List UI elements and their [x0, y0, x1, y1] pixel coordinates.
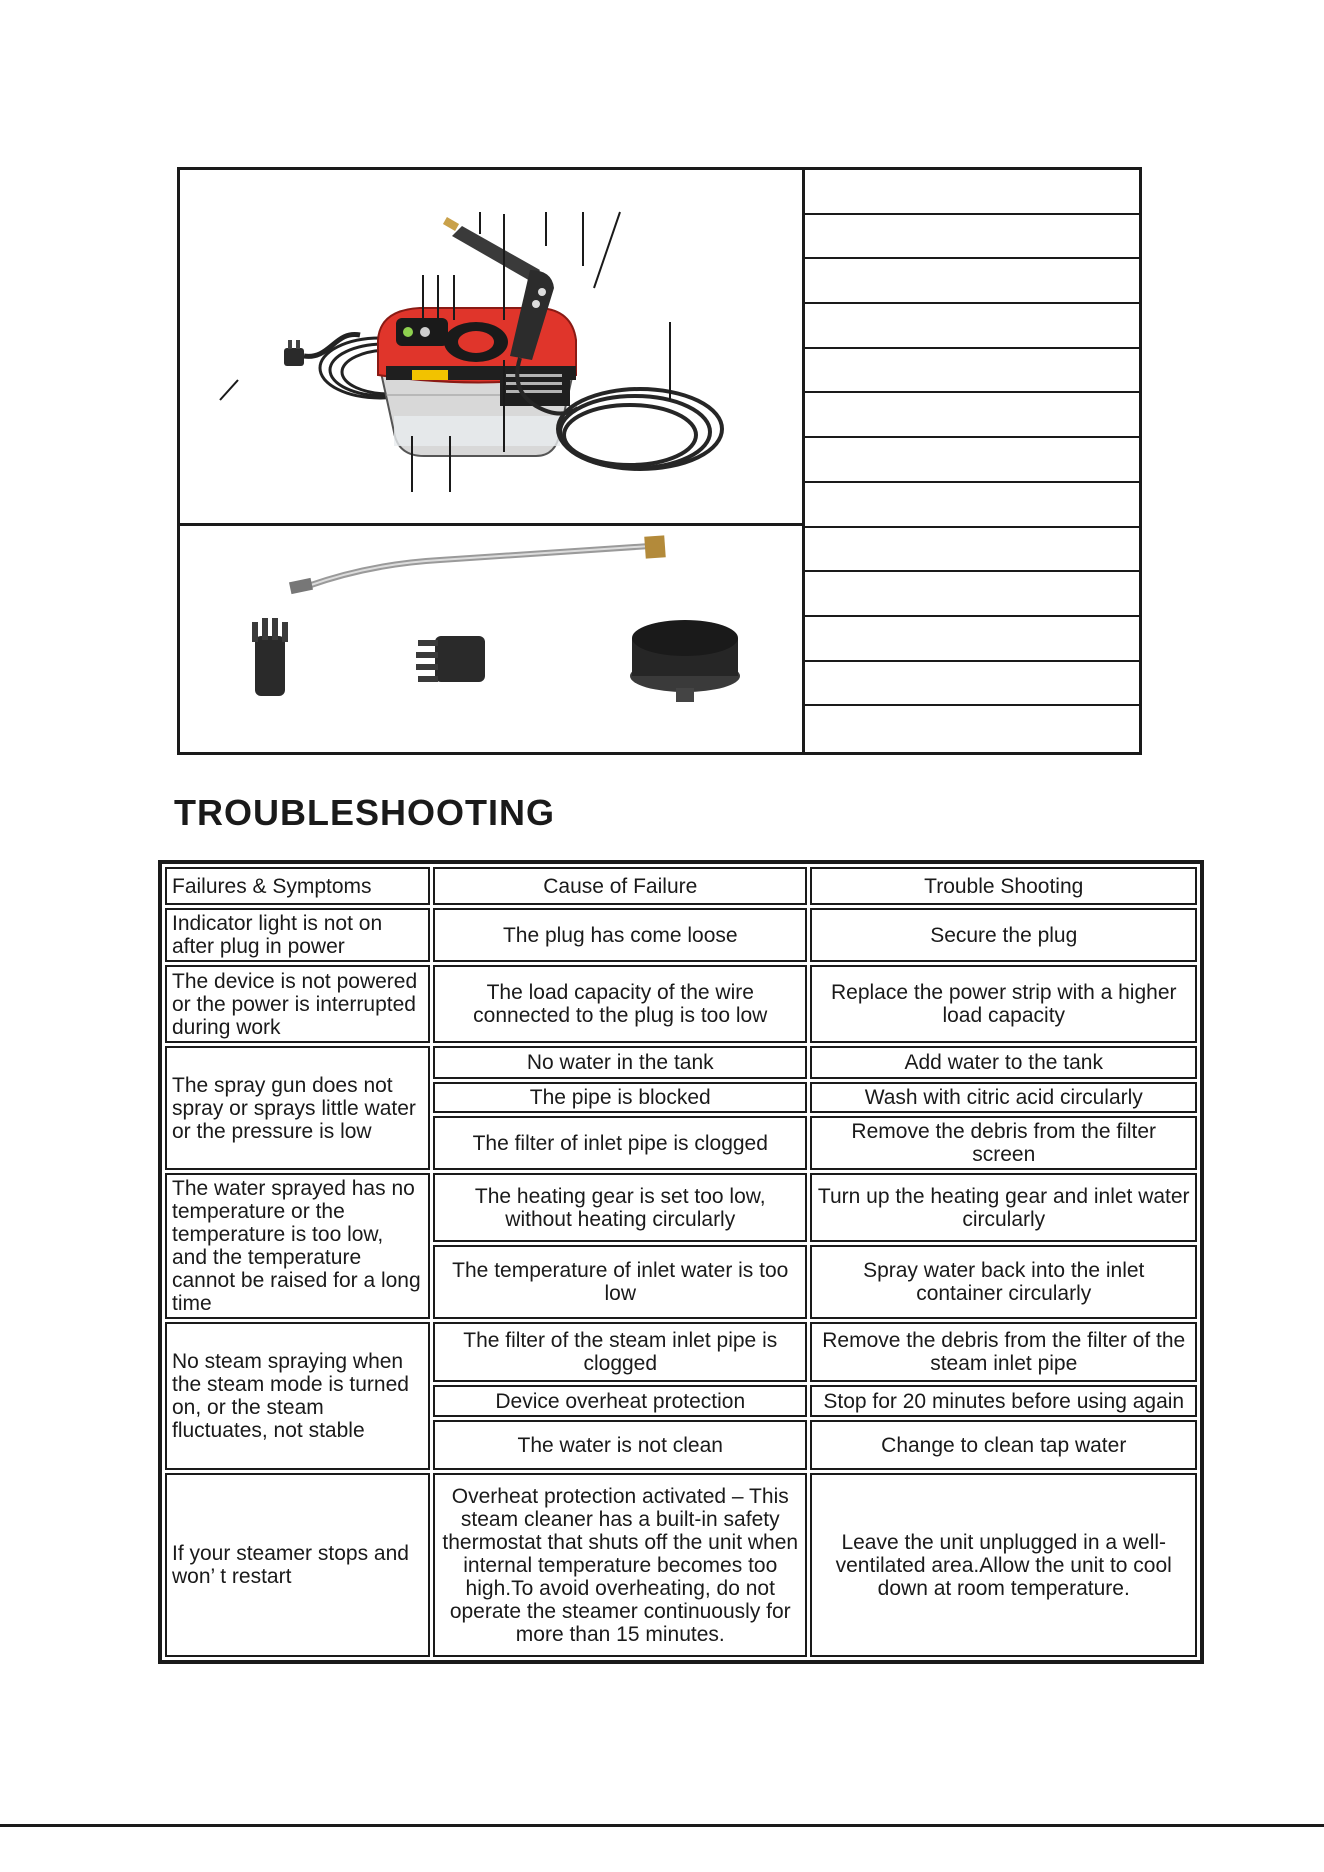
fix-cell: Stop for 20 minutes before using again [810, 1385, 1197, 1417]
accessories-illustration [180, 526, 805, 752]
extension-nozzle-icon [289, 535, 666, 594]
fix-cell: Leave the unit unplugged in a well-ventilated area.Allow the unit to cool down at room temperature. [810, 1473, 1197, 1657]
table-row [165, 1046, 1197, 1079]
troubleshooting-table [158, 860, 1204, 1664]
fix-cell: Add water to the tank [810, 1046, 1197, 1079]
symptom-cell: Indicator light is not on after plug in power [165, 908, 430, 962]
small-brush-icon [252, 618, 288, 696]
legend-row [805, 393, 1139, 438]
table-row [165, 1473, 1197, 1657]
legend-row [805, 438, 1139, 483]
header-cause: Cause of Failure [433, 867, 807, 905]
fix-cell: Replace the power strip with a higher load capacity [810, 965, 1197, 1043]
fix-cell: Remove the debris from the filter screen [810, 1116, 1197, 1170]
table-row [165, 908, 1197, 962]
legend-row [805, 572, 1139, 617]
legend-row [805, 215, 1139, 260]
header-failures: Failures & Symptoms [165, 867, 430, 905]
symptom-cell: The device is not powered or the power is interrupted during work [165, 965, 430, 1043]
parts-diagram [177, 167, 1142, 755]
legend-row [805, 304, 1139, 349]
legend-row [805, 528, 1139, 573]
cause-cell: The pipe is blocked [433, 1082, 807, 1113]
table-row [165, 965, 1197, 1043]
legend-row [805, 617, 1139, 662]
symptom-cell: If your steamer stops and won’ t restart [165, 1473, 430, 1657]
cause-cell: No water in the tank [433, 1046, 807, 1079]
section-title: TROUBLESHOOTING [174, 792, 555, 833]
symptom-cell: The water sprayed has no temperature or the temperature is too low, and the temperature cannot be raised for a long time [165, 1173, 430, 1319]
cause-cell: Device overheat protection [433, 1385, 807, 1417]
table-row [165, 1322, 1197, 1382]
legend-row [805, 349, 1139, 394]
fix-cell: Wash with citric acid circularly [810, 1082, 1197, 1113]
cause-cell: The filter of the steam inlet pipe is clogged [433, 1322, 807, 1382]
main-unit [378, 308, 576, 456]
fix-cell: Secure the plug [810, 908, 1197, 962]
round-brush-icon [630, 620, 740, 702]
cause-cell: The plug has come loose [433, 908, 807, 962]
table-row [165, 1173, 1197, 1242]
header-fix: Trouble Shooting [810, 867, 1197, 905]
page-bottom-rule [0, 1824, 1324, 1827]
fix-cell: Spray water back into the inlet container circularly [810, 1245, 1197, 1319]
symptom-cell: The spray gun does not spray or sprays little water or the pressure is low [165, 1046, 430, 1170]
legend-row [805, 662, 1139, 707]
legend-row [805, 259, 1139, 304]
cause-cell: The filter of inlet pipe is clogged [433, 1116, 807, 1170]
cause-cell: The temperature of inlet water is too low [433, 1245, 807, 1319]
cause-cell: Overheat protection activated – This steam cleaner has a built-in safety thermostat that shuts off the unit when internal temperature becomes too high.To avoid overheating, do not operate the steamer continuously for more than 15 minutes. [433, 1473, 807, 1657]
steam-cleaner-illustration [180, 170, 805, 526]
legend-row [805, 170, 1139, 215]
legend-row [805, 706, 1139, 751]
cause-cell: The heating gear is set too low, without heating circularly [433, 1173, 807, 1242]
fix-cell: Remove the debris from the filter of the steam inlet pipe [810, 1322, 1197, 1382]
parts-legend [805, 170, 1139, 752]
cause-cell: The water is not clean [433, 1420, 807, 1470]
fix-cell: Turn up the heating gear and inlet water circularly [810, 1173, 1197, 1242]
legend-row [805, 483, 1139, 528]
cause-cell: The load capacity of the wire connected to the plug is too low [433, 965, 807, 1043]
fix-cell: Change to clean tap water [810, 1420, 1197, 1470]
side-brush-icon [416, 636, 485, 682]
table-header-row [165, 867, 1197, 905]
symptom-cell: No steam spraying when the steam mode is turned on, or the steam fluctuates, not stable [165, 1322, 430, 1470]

▸ Work to do
Can you rename "fix-cell" to "remedy-cell" throughout all the records above, keep every other character the same, and omit the picture from your output?

▸ Task result
List UI elements and their [x0, y0, x1, y1] pixel coordinates.
remedy-cell: Stop for 20 minutes before using again [810, 1385, 1197, 1417]
accessories-illustration [180, 526, 805, 752]
extension-nozzle-icon [289, 535, 666, 594]
remedy-cell: Leave the unit unplugged in a well-ventilated area.Allow the unit to cool down at room temperature. [810, 1473, 1197, 1657]
table-row [165, 1046, 1197, 1079]
troubleshooting-table [158, 860, 1204, 1664]
remedy-cell: Add water to the tank [810, 1046, 1197, 1079]
symptom-cell: Indicator light is not on after plug in power [165, 908, 430, 962]
small-brush-icon [252, 618, 288, 696]
legend-row [805, 393, 1139, 438]
table-row [165, 1473, 1197, 1657]
legend-row [805, 438, 1139, 483]
header-cause: Cause of Failure [433, 867, 807, 905]
remedy-cell: Replace the power strip with a higher load capacity [810, 965, 1197, 1043]
remedy-cell: Remove the debris from the filter screen [810, 1116, 1197, 1170]
table-row [165, 908, 1197, 962]
legend-row [805, 572, 1139, 617]
legend-row [805, 215, 1139, 260]
header-failures: Failures & Symptoms [165, 867, 430, 905]
symptom-cell: The device is not powered or the power is interrupted during work [165, 965, 430, 1043]
parts-diagram [177, 167, 1142, 755]
legend-row [805, 304, 1139, 349]
legend-row [805, 528, 1139, 573]
cause-cell: The pipe is blocked [433, 1082, 807, 1113]
table-row [165, 965, 1197, 1043]
legend-row [805, 617, 1139, 662]
symptom-cell: If your steamer stops and won’ t restart [165, 1473, 430, 1657]
cause-cell: No water in the tank [433, 1046, 807, 1079]
section-title: TROUBLESHOOTING [174, 792, 555, 833]
symptom-cell: The water sprayed has no temperature or the temperature is too low, and the temperature cannot be raised for a long time [165, 1173, 430, 1319]
cause-cell: Device overheat protection [433, 1385, 807, 1417]
table-row [165, 1322, 1197, 1382]
legend-row [805, 349, 1139, 394]
remedy-cell: Wash with citric acid circularly [810, 1082, 1197, 1113]
cause-cell: The filter of the steam inlet pipe is clogged [433, 1322, 807, 1382]
main-unit [378, 308, 576, 456]
remedy-cell: Secure the plug [810, 908, 1197, 962]
round-brush-icon [630, 620, 740, 702]
cause-cell: The plug has come loose [433, 908, 807, 962]
table-row [165, 1173, 1197, 1242]
header-fix: Trouble Shooting [810, 867, 1197, 905]
page-bottom-rule [0, 1824, 1324, 1827]
remedy-cell: Spray water back into the inlet container circularly [810, 1245, 1197, 1319]
symptom-cell: The spray gun does not spray or sprays little water or the pressure is low [165, 1046, 430, 1170]
legend-row [805, 662, 1139, 707]
legend-row [805, 259, 1139, 304]
cause-cell: The filter of inlet pipe is clogged [433, 1116, 807, 1170]
cause-cell: The temperature of inlet water is too low [433, 1245, 807, 1319]
cause-cell: Overheat protection activated – This steam cleaner has a built-in safety thermostat that shuts off the unit when internal temperature becomes too high.To avoid overheating, do not operate the steamer continuously for more than 15 minutes. [433, 1473, 807, 1657]
steam-cleaner-illustration [180, 170, 805, 526]
legend-row [805, 170, 1139, 215]
legend-row [805, 706, 1139, 751]
cause-cell: The heating gear is set too low, without heating circularly [433, 1173, 807, 1242]
remedy-cell: Remove the debris from the filter of the steam inlet pipe [810, 1322, 1197, 1382]
parts-legend [805, 170, 1139, 752]
cause-cell: The water is not clean [433, 1420, 807, 1470]
remedy-cell: Turn up the heating gear and inlet water circularly [810, 1173, 1197, 1242]
legend-row [805, 483, 1139, 528]
cause-cell: The load capacity of the wire connected to the plug is too low [433, 965, 807, 1043]
remedy-cell: Change to clean tap water [810, 1420, 1197, 1470]
side-brush-icon [416, 636, 485, 682]
table-header-row [165, 867, 1197, 905]
symptom-cell: No steam spraying when the steam mode is turned on, or the steam fluctuates, not stable [165, 1322, 430, 1470]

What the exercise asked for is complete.